→ DIRECTIONS FOR THIS TASK:
Locate all lines in the data below that hold "title" and show them.
════════
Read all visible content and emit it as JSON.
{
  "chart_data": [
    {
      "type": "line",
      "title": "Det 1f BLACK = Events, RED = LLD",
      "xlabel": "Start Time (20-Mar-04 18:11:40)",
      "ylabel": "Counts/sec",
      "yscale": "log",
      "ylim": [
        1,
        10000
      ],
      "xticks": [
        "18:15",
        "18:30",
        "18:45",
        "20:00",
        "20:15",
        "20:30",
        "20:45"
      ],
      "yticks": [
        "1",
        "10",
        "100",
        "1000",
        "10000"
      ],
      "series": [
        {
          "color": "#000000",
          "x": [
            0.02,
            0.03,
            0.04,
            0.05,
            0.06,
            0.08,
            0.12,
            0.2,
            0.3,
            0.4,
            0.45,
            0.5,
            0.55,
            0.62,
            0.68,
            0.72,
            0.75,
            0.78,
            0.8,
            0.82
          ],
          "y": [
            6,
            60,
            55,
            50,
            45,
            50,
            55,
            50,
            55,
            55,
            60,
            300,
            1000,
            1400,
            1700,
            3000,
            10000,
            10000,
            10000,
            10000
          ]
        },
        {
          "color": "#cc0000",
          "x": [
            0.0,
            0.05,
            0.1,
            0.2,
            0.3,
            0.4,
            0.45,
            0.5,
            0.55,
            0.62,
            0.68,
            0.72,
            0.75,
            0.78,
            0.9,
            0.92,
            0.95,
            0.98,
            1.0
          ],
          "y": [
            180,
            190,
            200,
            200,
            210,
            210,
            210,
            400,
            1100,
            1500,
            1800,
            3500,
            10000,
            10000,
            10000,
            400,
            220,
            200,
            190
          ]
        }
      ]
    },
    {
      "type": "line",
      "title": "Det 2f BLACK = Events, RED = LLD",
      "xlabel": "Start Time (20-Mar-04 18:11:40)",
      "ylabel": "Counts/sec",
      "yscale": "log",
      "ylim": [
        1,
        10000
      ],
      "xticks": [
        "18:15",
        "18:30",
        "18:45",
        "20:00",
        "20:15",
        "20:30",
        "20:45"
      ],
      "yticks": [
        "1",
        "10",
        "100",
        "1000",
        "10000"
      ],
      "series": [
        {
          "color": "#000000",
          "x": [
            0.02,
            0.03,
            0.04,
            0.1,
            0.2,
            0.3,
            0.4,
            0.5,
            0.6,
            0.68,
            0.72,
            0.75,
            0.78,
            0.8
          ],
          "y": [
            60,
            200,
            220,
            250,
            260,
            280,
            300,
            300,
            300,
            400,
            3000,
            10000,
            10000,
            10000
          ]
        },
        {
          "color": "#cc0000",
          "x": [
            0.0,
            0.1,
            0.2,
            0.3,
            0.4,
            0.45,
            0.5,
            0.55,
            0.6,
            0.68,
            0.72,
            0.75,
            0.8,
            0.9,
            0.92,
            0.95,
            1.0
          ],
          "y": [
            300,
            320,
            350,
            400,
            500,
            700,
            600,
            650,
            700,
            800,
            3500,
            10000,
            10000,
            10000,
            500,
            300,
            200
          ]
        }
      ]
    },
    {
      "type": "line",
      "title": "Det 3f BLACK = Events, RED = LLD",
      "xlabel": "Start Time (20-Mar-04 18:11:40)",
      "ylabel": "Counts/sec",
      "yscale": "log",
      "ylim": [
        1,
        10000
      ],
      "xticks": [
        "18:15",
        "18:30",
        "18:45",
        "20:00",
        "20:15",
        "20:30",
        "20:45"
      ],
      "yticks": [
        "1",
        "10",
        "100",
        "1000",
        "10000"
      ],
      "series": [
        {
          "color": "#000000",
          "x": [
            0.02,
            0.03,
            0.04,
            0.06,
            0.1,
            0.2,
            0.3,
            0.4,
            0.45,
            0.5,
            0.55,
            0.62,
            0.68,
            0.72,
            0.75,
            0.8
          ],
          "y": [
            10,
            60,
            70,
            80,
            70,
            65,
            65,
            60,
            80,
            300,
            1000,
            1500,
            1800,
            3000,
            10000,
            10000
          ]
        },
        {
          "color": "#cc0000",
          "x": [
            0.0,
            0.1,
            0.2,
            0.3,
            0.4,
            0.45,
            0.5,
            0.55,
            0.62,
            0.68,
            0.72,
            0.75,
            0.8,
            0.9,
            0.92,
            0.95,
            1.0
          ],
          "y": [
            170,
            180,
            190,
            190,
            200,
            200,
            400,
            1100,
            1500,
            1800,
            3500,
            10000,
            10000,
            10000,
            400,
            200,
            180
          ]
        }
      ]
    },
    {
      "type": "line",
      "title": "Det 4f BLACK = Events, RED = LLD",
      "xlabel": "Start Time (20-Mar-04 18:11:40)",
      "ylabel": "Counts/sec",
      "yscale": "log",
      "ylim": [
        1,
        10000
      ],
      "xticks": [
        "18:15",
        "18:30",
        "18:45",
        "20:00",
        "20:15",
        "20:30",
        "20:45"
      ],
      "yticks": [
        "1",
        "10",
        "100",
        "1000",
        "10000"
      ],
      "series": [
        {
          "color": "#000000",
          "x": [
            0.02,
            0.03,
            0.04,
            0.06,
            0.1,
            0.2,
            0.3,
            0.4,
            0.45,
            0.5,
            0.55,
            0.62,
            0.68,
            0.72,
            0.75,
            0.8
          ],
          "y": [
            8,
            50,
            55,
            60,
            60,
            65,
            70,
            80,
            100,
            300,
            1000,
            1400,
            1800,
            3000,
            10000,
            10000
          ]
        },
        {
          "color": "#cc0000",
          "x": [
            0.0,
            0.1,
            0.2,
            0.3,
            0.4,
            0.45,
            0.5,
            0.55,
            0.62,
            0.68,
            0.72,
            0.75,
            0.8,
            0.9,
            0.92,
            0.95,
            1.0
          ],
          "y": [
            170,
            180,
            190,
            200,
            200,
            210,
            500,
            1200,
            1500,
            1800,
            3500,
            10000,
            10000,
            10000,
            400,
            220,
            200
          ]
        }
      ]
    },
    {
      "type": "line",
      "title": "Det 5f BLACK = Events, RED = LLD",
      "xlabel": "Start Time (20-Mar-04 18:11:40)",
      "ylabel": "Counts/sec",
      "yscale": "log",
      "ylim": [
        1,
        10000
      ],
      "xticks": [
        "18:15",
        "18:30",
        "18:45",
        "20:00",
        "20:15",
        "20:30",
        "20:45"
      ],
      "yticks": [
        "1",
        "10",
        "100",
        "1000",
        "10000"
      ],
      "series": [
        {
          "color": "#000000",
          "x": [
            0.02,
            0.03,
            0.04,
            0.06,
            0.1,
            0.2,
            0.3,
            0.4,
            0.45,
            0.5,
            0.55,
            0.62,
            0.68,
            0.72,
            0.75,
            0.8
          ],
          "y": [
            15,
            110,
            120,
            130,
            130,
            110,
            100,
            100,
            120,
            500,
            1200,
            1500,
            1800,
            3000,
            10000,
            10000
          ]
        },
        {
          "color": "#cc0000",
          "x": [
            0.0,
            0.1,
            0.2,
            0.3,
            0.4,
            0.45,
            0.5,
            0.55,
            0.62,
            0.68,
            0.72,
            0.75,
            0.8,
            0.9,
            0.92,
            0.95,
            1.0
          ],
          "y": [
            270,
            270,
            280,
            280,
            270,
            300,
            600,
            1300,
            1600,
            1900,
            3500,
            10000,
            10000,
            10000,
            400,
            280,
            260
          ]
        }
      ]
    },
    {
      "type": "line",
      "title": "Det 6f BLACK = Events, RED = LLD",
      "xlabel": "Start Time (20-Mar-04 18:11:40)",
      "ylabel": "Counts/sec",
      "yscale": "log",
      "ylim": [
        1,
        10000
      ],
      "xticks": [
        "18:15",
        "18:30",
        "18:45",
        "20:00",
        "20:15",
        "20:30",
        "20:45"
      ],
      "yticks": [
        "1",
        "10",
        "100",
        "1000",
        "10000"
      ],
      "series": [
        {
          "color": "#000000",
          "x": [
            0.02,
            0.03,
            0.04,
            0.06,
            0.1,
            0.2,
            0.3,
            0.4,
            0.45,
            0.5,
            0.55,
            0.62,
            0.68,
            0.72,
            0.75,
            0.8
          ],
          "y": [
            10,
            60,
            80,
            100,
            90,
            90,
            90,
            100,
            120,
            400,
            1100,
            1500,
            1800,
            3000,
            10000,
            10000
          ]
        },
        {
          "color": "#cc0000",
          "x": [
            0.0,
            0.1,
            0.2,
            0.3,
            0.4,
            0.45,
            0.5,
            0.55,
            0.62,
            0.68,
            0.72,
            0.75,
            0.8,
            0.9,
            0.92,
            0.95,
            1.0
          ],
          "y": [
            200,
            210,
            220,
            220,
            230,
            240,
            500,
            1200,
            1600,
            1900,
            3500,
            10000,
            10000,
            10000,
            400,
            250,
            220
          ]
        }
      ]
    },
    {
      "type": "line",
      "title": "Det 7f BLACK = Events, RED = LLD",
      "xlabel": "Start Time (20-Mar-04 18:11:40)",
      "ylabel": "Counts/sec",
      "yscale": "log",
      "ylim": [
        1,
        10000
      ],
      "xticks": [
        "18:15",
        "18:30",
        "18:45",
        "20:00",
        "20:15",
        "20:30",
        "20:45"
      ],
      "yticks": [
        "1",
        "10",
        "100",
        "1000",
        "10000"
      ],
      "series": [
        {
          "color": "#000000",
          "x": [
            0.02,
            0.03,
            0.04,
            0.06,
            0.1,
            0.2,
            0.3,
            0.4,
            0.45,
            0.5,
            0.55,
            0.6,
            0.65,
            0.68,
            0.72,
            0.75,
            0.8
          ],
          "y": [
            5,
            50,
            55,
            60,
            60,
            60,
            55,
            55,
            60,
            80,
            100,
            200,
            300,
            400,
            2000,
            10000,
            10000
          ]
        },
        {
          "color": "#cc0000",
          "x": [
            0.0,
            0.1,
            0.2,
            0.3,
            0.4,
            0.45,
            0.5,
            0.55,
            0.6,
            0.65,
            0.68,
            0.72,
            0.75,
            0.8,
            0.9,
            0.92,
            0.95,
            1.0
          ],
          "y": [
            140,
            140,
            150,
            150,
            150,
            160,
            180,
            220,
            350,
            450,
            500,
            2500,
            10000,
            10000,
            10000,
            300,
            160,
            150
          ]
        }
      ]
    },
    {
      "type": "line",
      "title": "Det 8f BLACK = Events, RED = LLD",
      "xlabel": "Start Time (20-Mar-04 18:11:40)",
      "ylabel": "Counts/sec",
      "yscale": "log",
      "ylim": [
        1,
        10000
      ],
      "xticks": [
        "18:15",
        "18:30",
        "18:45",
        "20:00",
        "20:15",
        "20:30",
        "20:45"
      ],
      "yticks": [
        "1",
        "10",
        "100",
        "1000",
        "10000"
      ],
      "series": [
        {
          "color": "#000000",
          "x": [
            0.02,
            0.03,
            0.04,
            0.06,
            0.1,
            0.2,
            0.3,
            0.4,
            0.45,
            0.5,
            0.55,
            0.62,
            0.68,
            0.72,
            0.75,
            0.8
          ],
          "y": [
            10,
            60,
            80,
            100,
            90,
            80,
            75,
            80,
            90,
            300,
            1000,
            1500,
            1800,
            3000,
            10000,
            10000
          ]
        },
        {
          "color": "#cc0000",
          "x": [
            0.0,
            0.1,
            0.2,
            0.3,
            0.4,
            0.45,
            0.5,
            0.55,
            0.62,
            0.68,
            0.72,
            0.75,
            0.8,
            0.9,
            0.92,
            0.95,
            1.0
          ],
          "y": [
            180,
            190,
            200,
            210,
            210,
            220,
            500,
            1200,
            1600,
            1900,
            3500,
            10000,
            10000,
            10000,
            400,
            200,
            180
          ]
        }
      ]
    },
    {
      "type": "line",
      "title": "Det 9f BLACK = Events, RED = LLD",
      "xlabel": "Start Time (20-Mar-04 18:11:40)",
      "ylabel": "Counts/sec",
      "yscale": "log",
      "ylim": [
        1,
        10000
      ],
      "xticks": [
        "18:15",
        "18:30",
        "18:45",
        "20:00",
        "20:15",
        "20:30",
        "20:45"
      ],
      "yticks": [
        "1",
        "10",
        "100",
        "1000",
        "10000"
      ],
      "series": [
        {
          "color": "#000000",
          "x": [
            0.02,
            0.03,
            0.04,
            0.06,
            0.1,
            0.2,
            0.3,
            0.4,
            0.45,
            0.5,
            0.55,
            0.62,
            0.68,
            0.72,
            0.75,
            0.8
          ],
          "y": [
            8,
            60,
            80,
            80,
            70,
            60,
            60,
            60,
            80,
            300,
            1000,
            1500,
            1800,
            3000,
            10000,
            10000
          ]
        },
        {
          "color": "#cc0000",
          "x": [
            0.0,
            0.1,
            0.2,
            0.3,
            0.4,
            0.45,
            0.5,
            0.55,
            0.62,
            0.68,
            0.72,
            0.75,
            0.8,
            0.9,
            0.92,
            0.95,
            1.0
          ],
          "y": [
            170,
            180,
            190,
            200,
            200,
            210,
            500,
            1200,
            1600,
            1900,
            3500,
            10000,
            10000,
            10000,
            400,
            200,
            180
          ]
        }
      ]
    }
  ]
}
════════
→ EXPECTED ANSWER:
      "title": "Det 1f BLACK = Events, RED = LLD",
      "title": "Det 2f BLACK = Events, RED = LLD",
      "title": "Det 3f BLACK = Events, RED = LLD",
      "title": "Det 4f BLACK = Events, RED = LLD",
      "title": "Det 5f BLACK = Events, RED = LLD",
      "title": "Det 6f BLACK = Events, RED = LLD",
      "title": "Det 7f BLACK = Events, RED = LLD",
      "title": "Det 8f BLACK = Events, RED = LLD",
      "title": "Det 9f BLACK = Events, RED = LLD",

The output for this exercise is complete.